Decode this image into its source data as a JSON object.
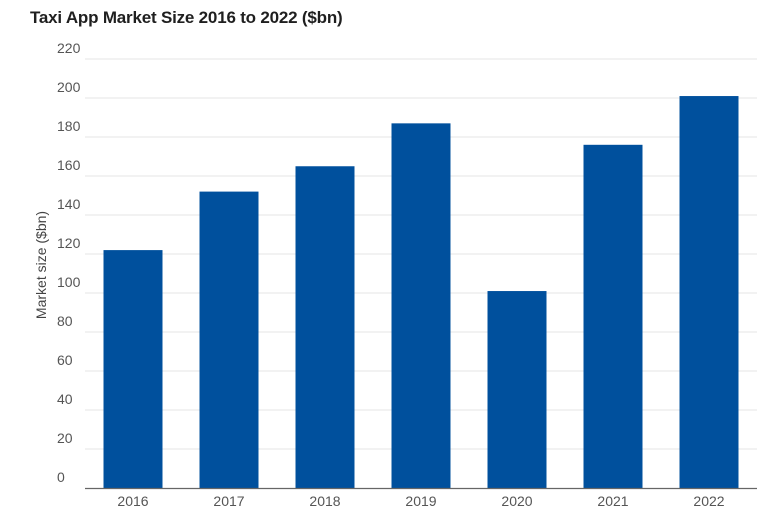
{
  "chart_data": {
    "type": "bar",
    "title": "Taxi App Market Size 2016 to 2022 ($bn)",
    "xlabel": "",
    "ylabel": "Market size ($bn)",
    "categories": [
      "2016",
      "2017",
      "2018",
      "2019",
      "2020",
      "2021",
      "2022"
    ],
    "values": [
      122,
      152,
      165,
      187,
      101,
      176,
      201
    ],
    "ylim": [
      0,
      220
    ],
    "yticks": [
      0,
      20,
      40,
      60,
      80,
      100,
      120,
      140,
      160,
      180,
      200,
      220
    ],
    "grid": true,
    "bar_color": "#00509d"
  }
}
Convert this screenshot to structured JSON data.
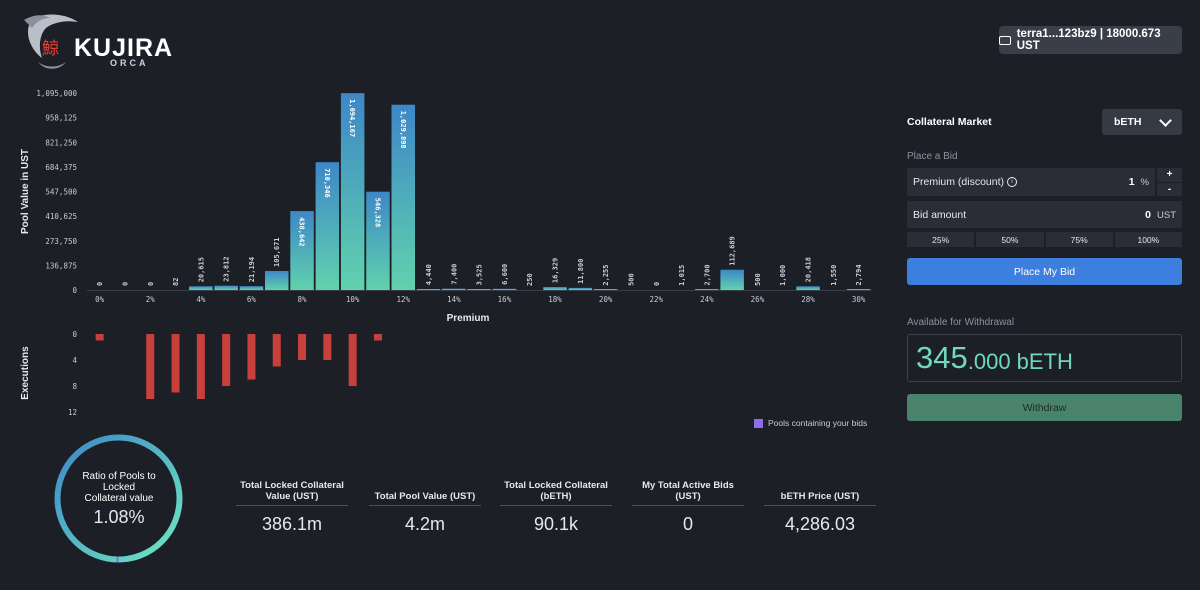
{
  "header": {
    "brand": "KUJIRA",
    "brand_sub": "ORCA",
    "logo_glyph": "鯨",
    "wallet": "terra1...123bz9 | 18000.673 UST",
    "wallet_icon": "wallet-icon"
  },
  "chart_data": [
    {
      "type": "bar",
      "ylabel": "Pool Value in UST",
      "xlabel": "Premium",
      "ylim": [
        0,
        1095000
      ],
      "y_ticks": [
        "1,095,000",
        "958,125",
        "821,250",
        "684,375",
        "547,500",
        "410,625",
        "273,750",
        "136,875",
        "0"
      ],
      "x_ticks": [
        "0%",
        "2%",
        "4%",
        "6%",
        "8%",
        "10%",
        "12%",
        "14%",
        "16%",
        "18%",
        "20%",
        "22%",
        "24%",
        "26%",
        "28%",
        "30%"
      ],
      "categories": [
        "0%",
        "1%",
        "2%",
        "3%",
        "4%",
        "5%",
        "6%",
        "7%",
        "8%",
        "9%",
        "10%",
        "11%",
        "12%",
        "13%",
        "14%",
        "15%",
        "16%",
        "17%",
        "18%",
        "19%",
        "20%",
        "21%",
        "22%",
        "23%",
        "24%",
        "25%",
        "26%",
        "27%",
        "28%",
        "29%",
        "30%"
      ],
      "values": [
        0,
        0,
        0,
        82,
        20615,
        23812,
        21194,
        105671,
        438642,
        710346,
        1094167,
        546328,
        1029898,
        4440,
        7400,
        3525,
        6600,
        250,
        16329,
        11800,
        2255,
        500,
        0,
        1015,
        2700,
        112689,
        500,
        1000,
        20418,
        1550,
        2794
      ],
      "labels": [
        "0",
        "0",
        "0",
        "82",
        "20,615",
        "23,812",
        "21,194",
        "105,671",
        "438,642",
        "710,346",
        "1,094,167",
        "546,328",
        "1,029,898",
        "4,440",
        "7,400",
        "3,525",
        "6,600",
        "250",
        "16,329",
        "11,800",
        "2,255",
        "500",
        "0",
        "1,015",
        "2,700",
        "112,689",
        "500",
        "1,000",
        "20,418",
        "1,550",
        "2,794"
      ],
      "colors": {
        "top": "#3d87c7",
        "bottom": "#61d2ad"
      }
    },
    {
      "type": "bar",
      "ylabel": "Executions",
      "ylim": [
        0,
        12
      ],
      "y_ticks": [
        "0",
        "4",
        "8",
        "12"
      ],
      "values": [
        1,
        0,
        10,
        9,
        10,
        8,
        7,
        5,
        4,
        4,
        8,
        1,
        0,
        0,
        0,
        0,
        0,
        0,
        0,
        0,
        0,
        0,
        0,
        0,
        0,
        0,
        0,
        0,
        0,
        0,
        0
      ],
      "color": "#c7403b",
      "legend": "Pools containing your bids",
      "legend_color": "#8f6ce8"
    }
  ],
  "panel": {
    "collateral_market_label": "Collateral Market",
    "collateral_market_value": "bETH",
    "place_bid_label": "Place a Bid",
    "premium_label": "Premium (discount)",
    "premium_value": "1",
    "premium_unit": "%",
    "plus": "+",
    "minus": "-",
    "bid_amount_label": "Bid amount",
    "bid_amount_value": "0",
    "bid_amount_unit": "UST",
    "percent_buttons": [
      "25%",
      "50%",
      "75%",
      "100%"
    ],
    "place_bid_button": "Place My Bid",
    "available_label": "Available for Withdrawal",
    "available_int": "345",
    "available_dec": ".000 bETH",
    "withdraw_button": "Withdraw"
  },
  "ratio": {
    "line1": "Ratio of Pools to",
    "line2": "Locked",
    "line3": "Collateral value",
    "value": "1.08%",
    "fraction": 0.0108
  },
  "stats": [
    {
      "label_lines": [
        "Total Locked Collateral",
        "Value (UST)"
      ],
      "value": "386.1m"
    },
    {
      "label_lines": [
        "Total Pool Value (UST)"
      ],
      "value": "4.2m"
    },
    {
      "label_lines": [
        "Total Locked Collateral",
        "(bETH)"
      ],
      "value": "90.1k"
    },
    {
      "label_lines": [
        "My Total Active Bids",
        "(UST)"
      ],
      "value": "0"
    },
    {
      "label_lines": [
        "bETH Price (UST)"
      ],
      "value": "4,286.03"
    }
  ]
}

Short problem:
Reproduce the listing word for word and omit its pictures.

In response:
Decode this image into its source data as a JSON object.
{
  "chart_data": {
    "type": "bar",
    "title": "Taxi App Market Size 2016 to 2022 ($bn)",
    "xlabel": "",
    "ylabel": "Market size ($bn)",
    "categories": [
      "2016",
      "2017",
      "2018",
      "2019",
      "2020",
      "2021",
      "2022"
    ],
    "values": [
      122,
      152,
      165,
      187,
      101,
      176,
      201
    ],
    "ylim": [
      0,
      220
    ],
    "yticks": [
      0,
      20,
      40,
      60,
      80,
      100,
      120,
      140,
      160,
      180,
      200,
      220
    ],
    "grid": true,
    "bar_color": "#00509d"
  }
}
Convert this screenshot to structured JSON data.
{
  "header": {
    "brand": "KUJIRA",
    "brand_sub": "ORCA",
    "logo_glyph": "鯨",
    "wallet": "terra1...123bz9 | 18000.673 UST",
    "wallet_icon": "wallet-icon"
  },
  "chart_data": [
    {
      "type": "bar",
      "ylabel": "Pool Value in UST",
      "xlabel": "Premium",
      "ylim": [
        0,
        1095000
      ],
      "y_ticks": [
        "1,095,000",
        "958,125",
        "821,250",
        "684,375",
        "547,500",
        "410,625",
        "273,750",
        "136,875",
        "0"
      ],
      "x_ticks": [
        "0%",
        "2%",
        "4%",
        "6%",
        "8%",
        "10%",
        "12%",
        "14%",
        "16%",
        "18%",
        "20%",
        "22%",
        "24%",
        "26%",
        "28%",
        "30%"
      ],
      "categories": [
        "0%",
        "1%",
        "2%",
        "3%",
        "4%",
        "5%",
        "6%",
        "7%",
        "8%",
        "9%",
        "10%",
        "11%",
        "12%",
        "13%",
        "14%",
        "15%",
        "16%",
        "17%",
        "18%",
        "19%",
        "20%",
        "21%",
        "22%",
        "23%",
        "24%",
        "25%",
        "26%",
        "27%",
        "28%",
        "29%",
        "30%"
      ],
      "values": [
        0,
        0,
        0,
        82,
        20615,
        23812,
        21194,
        105671,
        438642,
        710346,
        1094167,
        546328,
        1029898,
        4440,
        7400,
        3525,
        6600,
        250,
        16329,
        11800,
        2255,
        500,
        0,
        1015,
        2700,
        112689,
        500,
        1000,
        20418,
        1550,
        2794
      ],
      "labels": [
        "0",
        "0",
        "0",
        "82",
        "20,615",
        "23,812",
        "21,194",
        "105,671",
        "438,642",
        "710,346",
        "1,094,167",
        "546,328",
        "1,029,898",
        "4,440",
        "7,400",
        "3,525",
        "6,600",
        "250",
        "16,329",
        "11,800",
        "2,255",
        "500",
        "0",
        "1,015",
        "2,700",
        "112,689",
        "500",
        "1,000",
        "20,418",
        "1,550",
        "2,794"
      ],
      "colors": {
        "top": "#3d87c7",
        "bottom": "#61d2ad"
      }
    },
    {
      "type": "bar",
      "ylabel": "Executions",
      "ylim": [
        0,
        12
      ],
      "y_ticks": [
        "0",
        "4",
        "8",
        "12"
      ],
      "values": [
        1,
        0,
        10,
        9,
        10,
        8,
        7,
        5,
        4,
        4,
        8,
        1,
        0,
        0,
        0,
        0,
        0,
        0,
        0,
        0,
        0,
        0,
        0,
        0,
        0,
        0,
        0,
        0,
        0,
        0,
        0
      ],
      "color": "#c7403b",
      "legend": "Pools containing your bids",
      "legend_color": "#8f6ce8"
    }
  ],
  "panel": {
    "collateral_market_label": "Collateral Market",
    "collateral_market_value": "bETH",
    "place_bid_label": "Place a Bid",
    "premium_label": "Premium (discount)",
    "premium_value": "1",
    "premium_unit": "%",
    "plus": "+",
    "minus": "-",
    "bid_amount_label": "Bid amount",
    "bid_amount_value": "0",
    "bid_amount_unit": "UST",
    "percent_buttons": [
      "25%",
      "50%",
      "75%",
      "100%"
    ],
    "place_bid_button": "Place My Bid",
    "available_label": "Available for Withdrawal",
    "available_int": "345",
    "available_dec": ".000 bETH",
    "withdraw_button": "Withdraw"
  },
  "ratio": {
    "line1": "Ratio of Pools to",
    "line2": "Locked",
    "line3": "Collateral value",
    "value": "1.08%",
    "fraction": 0.0108
  },
  "stats": [
    {
      "label_lines": [
        "Total Locked Collateral",
        "Value (UST)"
      ],
      "value": "386.1m"
    },
    {
      "label_lines": [
        "Total Pool Value (UST)"
      ],
      "value": "4.2m"
    },
    {
      "label_lines": [
        "Total Locked Collateral",
        "(bETH)"
      ],
      "value": "90.1k"
    },
    {
      "label_lines": [
        "My Total Active Bids",
        "(UST)"
      ],
      "value": "0"
    },
    {
      "label_lines": [
        "bETH Price (UST)"
      ],
      "value": "4,286.03"
    }
  ]
}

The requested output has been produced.